Data entries

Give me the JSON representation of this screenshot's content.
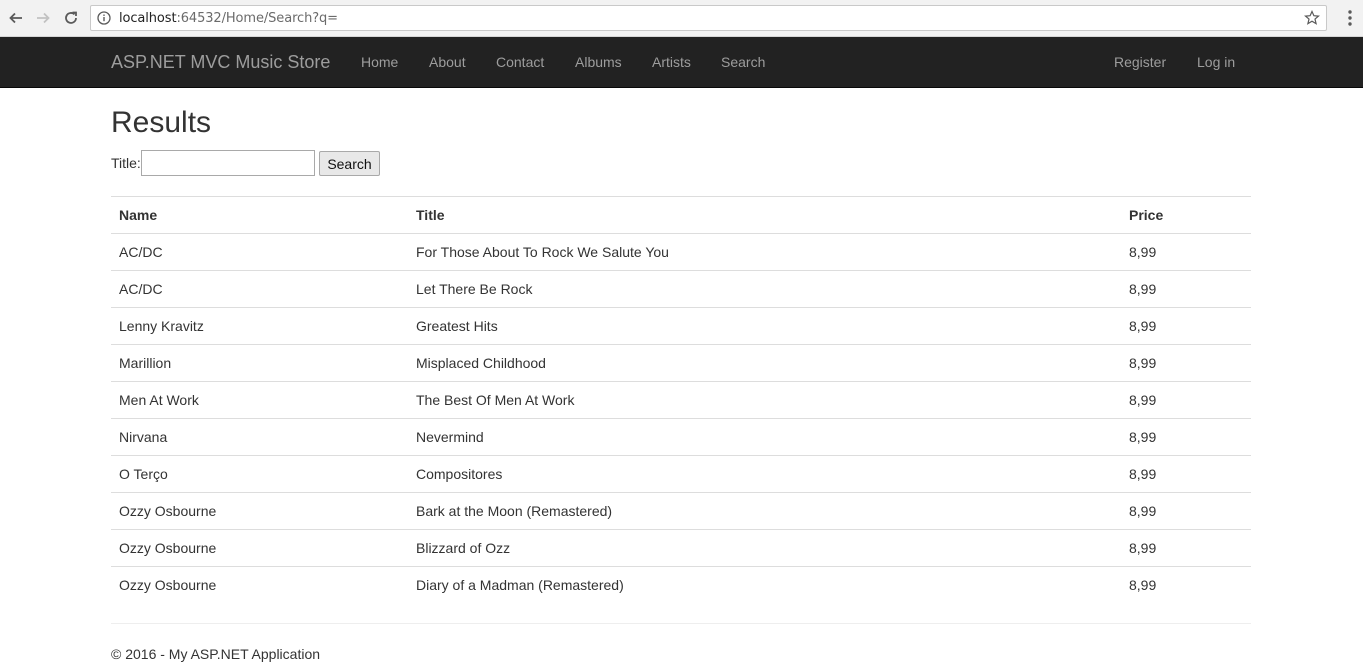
{
  "browser": {
    "url_host": "localhost",
    "url_rest": ":64532/Home/Search?q="
  },
  "navbar": {
    "brand": "ASP.NET MVC Music Store",
    "links": [
      "Home",
      "About",
      "Contact",
      "Albums",
      "Artists",
      "Search"
    ],
    "right_links": [
      "Register",
      "Log in"
    ]
  },
  "page": {
    "title": "Results",
    "search_label": "Title:",
    "search_value": "",
    "search_button": "Search"
  },
  "table": {
    "columns": [
      "Name",
      "Title",
      "Price"
    ],
    "rows": [
      [
        "AC/DC",
        "For Those About To Rock We Salute You",
        "8,99"
      ],
      [
        "AC/DC",
        "Let There Be Rock",
        "8,99"
      ],
      [
        "Lenny Kravitz",
        "Greatest Hits",
        "8,99"
      ],
      [
        "Marillion",
        "Misplaced Childhood",
        "8,99"
      ],
      [
        "Men At Work",
        "The Best Of Men At Work",
        "8,99"
      ],
      [
        "Nirvana",
        "Nevermind",
        "8,99"
      ],
      [
        "O Terço",
        "Compositores",
        "8,99"
      ],
      [
        "Ozzy Osbourne",
        "Bark at the Moon (Remastered)",
        "8,99"
      ],
      [
        "Ozzy Osbourne",
        "Blizzard of Ozz",
        "8,99"
      ],
      [
        "Ozzy Osbourne",
        "Diary of a Madman (Remastered)",
        "8,99"
      ]
    ]
  },
  "footer": {
    "text": "© 2016 - My ASP.NET Application"
  }
}
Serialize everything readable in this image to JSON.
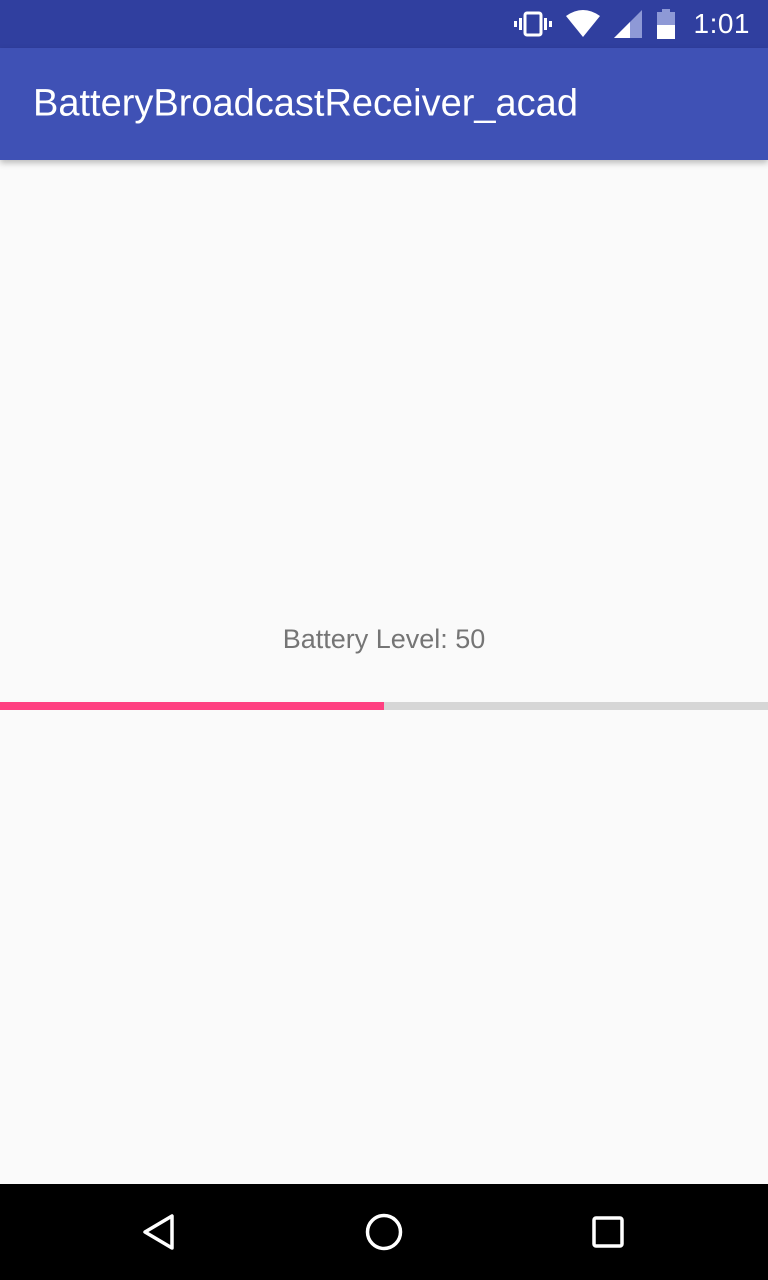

(REQUIREMENTS): Exactly reproduce the entries above, minus the pictures.

(ANSWER BELOW):
Give me the JSON representation of this screenshot's content.
{
  "browser": {
    "url_host": "localhost",
    "url_rest": ":64532/Home/Search?q="
  },
  "navbar": {
    "brand": "ASP.NET MVC Music Store",
    "links": [
      "Home",
      "About",
      "Contact",
      "Albums",
      "Artists",
      "Search"
    ],
    "right_links": [
      "Register",
      "Log in"
    ]
  },
  "page": {
    "title": "Results",
    "search_label": "Title:",
    "search_value": "",
    "search_button": "Search"
  },
  "table": {
    "columns": [
      "Name",
      "Title",
      "Price"
    ],
    "rows": [
      [
        "AC/DC",
        "For Those About To Rock We Salute You",
        "8,99"
      ],
      [
        "AC/DC",
        "Let There Be Rock",
        "8,99"
      ],
      [
        "Lenny Kravitz",
        "Greatest Hits",
        "8,99"
      ],
      [
        "Marillion",
        "Misplaced Childhood",
        "8,99"
      ],
      [
        "Men At Work",
        "The Best Of Men At Work",
        "8,99"
      ],
      [
        "Nirvana",
        "Nevermind",
        "8,99"
      ],
      [
        "O Terço",
        "Compositores",
        "8,99"
      ],
      [
        "Ozzy Osbourne",
        "Bark at the Moon (Remastered)",
        "8,99"
      ],
      [
        "Ozzy Osbourne",
        "Blizzard of Ozz",
        "8,99"
      ],
      [
        "Ozzy Osbourne",
        "Diary of a Madman (Remastered)",
        "8,99"
      ]
    ]
  },
  "footer": {
    "text": "© 2016 - My ASP.NET Application"
  }
}
Serialize everything readable in this image to JSON.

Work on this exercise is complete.